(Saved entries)
◇ ◇ ◇

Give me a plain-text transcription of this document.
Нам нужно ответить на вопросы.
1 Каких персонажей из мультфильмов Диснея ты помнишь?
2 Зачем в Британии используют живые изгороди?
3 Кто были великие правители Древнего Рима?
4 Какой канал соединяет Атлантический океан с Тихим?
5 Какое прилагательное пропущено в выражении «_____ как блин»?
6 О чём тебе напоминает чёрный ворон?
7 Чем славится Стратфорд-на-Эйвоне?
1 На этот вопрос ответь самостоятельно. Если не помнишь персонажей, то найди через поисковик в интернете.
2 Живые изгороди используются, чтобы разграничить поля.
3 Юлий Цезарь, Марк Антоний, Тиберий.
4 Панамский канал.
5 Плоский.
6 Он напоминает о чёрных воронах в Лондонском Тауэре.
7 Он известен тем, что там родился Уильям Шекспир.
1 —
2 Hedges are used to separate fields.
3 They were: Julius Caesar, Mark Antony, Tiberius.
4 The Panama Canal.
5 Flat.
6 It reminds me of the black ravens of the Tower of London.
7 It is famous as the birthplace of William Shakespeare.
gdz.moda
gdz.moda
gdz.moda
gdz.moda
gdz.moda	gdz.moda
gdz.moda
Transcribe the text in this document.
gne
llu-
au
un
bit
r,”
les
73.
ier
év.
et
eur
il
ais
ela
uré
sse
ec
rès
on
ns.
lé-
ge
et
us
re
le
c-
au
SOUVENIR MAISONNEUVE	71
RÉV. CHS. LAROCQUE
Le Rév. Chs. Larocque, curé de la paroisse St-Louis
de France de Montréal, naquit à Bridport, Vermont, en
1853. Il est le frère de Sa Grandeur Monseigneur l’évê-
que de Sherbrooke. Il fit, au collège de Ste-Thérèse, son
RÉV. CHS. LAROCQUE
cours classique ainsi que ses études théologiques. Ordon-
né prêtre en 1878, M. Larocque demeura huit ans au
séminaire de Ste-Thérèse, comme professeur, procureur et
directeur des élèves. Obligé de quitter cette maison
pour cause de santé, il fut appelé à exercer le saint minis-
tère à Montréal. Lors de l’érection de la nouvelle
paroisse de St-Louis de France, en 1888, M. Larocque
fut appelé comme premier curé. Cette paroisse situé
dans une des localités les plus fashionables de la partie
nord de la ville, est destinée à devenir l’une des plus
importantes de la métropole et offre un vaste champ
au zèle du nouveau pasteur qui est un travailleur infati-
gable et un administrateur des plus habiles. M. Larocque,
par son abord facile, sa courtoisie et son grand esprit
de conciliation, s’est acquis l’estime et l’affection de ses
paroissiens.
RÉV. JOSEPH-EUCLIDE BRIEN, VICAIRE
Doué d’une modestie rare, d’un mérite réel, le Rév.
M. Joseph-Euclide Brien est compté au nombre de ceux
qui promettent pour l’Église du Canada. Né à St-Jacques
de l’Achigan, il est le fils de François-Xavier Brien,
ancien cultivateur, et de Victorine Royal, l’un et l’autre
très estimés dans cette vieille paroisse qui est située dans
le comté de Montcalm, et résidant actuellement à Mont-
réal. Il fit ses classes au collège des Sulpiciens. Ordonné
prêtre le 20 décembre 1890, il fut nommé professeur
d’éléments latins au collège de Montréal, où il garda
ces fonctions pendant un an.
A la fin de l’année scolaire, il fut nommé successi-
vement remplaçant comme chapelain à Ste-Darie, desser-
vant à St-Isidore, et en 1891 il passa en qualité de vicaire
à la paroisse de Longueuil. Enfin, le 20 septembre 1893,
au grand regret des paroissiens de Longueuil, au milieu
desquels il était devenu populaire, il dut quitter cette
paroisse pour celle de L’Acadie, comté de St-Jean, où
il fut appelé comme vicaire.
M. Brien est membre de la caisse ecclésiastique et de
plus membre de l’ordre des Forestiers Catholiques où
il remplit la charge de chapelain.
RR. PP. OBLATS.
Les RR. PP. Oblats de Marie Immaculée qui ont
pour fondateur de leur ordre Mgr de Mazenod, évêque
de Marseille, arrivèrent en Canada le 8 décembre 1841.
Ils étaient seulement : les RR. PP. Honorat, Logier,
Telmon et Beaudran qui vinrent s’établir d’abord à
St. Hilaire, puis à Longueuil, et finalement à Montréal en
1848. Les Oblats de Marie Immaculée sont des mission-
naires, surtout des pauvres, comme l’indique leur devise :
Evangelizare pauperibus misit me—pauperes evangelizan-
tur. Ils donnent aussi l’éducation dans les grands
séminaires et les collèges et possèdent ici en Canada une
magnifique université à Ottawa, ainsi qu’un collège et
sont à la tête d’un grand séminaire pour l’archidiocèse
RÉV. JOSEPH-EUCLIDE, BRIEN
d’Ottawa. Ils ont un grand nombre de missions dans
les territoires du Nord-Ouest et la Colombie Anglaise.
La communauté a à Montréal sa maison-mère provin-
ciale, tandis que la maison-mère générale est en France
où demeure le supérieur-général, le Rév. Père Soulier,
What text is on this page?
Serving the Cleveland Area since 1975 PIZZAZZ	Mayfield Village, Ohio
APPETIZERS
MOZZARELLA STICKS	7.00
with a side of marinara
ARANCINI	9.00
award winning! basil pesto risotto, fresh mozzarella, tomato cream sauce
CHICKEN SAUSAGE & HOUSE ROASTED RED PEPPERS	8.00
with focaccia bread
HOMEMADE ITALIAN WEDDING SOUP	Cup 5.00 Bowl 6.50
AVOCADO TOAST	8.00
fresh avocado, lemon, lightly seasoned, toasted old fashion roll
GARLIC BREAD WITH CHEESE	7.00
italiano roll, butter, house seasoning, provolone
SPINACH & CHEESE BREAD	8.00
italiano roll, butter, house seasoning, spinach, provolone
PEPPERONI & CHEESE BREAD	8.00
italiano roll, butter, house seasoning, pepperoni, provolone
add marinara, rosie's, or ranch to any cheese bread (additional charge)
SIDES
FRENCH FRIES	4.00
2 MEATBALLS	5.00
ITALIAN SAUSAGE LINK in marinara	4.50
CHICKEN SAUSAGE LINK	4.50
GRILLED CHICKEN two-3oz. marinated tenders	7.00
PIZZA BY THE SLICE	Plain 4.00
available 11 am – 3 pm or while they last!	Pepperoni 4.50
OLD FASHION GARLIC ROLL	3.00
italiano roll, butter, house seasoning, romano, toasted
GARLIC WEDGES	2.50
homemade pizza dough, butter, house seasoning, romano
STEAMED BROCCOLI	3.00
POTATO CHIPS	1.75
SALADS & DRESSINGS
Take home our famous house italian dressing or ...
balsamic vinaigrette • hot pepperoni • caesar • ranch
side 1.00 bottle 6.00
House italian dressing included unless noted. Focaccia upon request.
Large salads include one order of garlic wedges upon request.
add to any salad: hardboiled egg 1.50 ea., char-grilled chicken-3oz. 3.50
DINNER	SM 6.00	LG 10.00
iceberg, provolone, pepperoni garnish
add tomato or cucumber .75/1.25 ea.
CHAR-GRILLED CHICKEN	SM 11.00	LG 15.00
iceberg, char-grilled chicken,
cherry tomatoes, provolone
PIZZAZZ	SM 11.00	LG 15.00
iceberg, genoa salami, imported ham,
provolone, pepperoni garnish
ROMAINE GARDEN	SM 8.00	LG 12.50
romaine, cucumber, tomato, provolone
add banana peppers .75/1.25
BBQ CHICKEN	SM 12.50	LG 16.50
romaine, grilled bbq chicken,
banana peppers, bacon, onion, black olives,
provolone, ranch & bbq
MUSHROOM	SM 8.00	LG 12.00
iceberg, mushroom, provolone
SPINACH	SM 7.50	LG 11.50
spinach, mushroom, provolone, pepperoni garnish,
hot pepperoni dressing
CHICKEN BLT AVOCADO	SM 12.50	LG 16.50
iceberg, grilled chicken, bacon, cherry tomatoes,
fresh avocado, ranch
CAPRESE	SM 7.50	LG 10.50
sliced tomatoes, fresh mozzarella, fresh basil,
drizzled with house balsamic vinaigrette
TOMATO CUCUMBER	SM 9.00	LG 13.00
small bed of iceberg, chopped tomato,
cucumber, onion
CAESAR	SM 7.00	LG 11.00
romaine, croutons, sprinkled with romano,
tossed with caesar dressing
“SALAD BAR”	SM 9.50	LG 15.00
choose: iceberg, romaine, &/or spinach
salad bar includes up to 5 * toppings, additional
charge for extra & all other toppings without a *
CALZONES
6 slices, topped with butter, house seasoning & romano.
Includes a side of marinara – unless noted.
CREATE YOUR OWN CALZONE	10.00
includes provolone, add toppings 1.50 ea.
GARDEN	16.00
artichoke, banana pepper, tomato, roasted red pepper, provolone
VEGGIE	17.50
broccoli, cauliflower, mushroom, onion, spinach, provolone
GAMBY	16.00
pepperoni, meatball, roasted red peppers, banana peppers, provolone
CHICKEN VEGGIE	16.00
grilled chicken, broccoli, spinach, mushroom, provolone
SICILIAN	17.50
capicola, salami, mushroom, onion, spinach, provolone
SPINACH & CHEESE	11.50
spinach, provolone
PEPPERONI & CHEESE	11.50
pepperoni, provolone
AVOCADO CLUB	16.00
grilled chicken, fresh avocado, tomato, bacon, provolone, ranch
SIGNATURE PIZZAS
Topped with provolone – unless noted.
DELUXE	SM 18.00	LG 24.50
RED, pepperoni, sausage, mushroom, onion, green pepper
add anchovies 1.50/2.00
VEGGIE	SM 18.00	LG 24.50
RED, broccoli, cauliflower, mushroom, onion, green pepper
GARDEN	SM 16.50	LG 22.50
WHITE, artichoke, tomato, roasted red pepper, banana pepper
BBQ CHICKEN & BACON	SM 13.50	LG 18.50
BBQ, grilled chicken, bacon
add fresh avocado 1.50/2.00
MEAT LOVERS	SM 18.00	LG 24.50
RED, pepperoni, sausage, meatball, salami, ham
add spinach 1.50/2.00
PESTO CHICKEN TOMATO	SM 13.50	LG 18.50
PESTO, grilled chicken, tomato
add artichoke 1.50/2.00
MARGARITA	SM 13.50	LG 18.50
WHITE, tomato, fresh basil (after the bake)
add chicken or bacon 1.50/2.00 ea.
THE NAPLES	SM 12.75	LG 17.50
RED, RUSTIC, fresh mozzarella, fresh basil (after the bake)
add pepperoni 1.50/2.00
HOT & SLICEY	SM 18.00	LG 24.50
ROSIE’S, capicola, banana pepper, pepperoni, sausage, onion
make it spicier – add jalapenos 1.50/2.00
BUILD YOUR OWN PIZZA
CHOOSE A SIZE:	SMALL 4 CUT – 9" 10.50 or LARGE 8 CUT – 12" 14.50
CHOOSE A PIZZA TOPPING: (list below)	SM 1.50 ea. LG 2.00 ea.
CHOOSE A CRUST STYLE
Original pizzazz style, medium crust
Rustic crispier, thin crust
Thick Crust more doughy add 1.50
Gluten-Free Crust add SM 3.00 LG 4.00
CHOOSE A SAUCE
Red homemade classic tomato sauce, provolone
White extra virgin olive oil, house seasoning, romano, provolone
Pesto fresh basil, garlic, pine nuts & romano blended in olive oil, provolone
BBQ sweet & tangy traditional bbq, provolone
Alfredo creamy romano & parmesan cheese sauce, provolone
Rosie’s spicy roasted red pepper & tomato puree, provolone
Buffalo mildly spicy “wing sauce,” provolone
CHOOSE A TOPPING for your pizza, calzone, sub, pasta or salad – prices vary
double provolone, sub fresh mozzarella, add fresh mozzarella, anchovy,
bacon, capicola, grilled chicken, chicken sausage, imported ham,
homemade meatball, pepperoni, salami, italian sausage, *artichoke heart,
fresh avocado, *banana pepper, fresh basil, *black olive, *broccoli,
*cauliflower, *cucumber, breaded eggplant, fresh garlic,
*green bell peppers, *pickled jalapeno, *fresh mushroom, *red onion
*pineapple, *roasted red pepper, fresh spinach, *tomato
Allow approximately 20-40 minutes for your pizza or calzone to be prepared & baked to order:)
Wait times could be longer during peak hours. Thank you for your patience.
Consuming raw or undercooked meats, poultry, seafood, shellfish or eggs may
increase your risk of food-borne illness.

◇ ◇ ◇

Your instructions:
Search the listing for the string "paroissiens". Copy each line where it turns up.

Solution:
paroissiens.
au grand regret des paroissiens de Longueuil, au milieu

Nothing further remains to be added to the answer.